PROBLEM
In the copy, include every entry exactly but none of the pictures.

Dataset excerpt
────────

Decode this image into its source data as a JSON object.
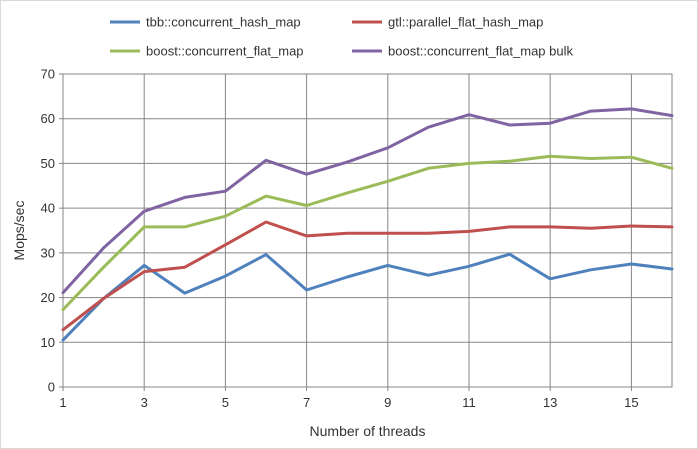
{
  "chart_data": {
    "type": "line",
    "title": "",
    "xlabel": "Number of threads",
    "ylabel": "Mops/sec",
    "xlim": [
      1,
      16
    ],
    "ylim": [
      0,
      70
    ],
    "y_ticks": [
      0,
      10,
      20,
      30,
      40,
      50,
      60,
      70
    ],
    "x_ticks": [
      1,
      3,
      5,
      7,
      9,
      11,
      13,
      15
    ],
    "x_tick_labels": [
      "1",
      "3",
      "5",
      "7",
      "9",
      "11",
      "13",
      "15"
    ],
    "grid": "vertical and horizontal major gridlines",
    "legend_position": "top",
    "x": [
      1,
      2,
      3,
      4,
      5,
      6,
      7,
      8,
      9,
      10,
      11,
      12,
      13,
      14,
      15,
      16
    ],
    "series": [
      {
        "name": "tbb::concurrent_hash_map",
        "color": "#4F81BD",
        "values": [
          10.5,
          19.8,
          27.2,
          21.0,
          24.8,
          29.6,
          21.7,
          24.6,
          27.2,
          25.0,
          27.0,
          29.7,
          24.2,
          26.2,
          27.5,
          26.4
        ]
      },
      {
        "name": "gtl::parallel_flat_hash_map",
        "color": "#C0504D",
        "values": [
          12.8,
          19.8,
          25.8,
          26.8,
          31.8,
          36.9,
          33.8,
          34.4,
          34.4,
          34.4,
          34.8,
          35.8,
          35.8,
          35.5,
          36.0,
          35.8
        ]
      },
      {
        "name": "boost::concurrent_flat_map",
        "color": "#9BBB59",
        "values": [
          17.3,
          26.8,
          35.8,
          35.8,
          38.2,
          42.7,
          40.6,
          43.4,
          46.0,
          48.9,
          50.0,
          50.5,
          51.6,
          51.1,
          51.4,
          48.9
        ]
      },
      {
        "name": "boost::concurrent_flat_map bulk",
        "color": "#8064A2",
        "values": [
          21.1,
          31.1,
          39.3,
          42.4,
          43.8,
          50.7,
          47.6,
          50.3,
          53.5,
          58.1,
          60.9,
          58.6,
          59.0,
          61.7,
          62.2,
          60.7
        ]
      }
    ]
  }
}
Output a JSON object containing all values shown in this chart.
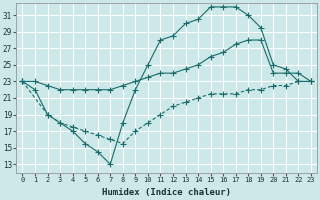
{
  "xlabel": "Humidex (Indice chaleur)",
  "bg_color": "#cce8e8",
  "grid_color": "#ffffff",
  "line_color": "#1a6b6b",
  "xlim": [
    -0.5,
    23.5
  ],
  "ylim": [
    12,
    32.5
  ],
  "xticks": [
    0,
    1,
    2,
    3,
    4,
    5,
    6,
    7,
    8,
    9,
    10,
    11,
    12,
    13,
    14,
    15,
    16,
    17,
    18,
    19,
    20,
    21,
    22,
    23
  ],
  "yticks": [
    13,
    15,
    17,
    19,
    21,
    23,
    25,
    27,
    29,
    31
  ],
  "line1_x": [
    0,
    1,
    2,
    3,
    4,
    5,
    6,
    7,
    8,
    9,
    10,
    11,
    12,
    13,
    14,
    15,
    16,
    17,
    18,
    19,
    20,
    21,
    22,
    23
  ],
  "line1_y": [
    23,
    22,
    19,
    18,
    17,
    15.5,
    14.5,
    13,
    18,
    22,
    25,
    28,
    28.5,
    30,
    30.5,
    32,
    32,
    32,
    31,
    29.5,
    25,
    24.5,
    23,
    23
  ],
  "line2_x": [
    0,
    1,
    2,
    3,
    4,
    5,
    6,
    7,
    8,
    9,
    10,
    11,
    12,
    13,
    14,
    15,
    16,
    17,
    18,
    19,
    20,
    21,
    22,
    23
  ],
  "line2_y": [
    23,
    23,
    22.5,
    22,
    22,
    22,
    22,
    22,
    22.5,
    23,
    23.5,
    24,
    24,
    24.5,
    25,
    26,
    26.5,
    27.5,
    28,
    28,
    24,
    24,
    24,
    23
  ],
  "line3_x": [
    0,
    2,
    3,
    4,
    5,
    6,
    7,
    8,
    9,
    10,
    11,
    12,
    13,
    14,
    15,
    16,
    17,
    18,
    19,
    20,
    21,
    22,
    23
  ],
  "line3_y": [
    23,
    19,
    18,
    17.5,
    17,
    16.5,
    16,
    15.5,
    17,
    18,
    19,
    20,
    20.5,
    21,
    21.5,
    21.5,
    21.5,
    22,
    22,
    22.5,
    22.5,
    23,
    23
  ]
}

────────

RESULT OF THE TASK
Decode this image into its source data as a JSON object.
{
  "chart_data": {
    "type": "line",
    "title": "",
    "xlabel": "Number of threads",
    "ylabel": "Mops/sec",
    "xlim": [
      1,
      16
    ],
    "ylim": [
      0,
      70
    ],
    "y_ticks": [
      0,
      10,
      20,
      30,
      40,
      50,
      60,
      70
    ],
    "x_ticks": [
      1,
      3,
      5,
      7,
      9,
      11,
      13,
      15
    ],
    "x_tick_labels": [
      "1",
      "3",
      "5",
      "7",
      "9",
      "11",
      "13",
      "15"
    ],
    "grid": "vertical and horizontal major gridlines",
    "legend_position": "top",
    "x": [
      1,
      2,
      3,
      4,
      5,
      6,
      7,
      8,
      9,
      10,
      11,
      12,
      13,
      14,
      15,
      16
    ],
    "series": [
      {
        "name": "tbb::concurrent_hash_map",
        "color": "#4F81BD",
        "values": [
          10.5,
          19.8,
          27.2,
          21.0,
          24.8,
          29.6,
          21.7,
          24.6,
          27.2,
          25.0,
          27.0,
          29.7,
          24.2,
          26.2,
          27.5,
          26.4
        ]
      },
      {
        "name": "gtl::parallel_flat_hash_map",
        "color": "#C0504D",
        "values": [
          12.8,
          19.8,
          25.8,
          26.8,
          31.8,
          36.9,
          33.8,
          34.4,
          34.4,
          34.4,
          34.8,
          35.8,
          35.8,
          35.5,
          36.0,
          35.8
        ]
      },
      {
        "name": "boost::concurrent_flat_map",
        "color": "#9BBB59",
        "values": [
          17.3,
          26.8,
          35.8,
          35.8,
          38.2,
          42.7,
          40.6,
          43.4,
          46.0,
          48.9,
          50.0,
          50.5,
          51.6,
          51.1,
          51.4,
          48.9
        ]
      },
      {
        "name": "boost::concurrent_flat_map bulk",
        "color": "#8064A2",
        "values": [
          21.1,
          31.1,
          39.3,
          42.4,
          43.8,
          50.7,
          47.6,
          50.3,
          53.5,
          58.1,
          60.9,
          58.6,
          59.0,
          61.7,
          62.2,
          60.7
        ]
      }
    ]
  }
}
Output a JSON object containing all values shown in this chart.
{
  "xlabel": "Humidex (Indice chaleur)",
  "bg_color": "#cce8e8",
  "grid_color": "#ffffff",
  "line_color": "#1a6b6b",
  "xlim": [
    -0.5,
    23.5
  ],
  "ylim": [
    12,
    32.5
  ],
  "xticks": [
    0,
    1,
    2,
    3,
    4,
    5,
    6,
    7,
    8,
    9,
    10,
    11,
    12,
    13,
    14,
    15,
    16,
    17,
    18,
    19,
    20,
    21,
    22,
    23
  ],
  "yticks": [
    13,
    15,
    17,
    19,
    21,
    23,
    25,
    27,
    29,
    31
  ],
  "line1_x": [
    0,
    1,
    2,
    3,
    4,
    5,
    6,
    7,
    8,
    9,
    10,
    11,
    12,
    13,
    14,
    15,
    16,
    17,
    18,
    19,
    20,
    21,
    22,
    23
  ],
  "line1_y": [
    23,
    22,
    19,
    18,
    17,
    15.5,
    14.5,
    13,
    18,
    22,
    25,
    28,
    28.5,
    30,
    30.5,
    32,
    32,
    32,
    31,
    29.5,
    25,
    24.5,
    23,
    23
  ],
  "line2_x": [
    0,
    1,
    2,
    3,
    4,
    5,
    6,
    7,
    8,
    9,
    10,
    11,
    12,
    13,
    14,
    15,
    16,
    17,
    18,
    19,
    20,
    21,
    22,
    23
  ],
  "line2_y": [
    23,
    23,
    22.5,
    22,
    22,
    22,
    22,
    22,
    22.5,
    23,
    23.5,
    24,
    24,
    24.5,
    25,
    26,
    26.5,
    27.5,
    28,
    28,
    24,
    24,
    24,
    23
  ],
  "line3_x": [
    0,
    2,
    3,
    4,
    5,
    6,
    7,
    8,
    9,
    10,
    11,
    12,
    13,
    14,
    15,
    16,
    17,
    18,
    19,
    20,
    21,
    22,
    23
  ],
  "line3_y": [
    23,
    19,
    18,
    17.5,
    17,
    16.5,
    16,
    15.5,
    17,
    18,
    19,
    20,
    20.5,
    21,
    21.5,
    21.5,
    21.5,
    22,
    22,
    22.5,
    22.5,
    23,
    23
  ]
}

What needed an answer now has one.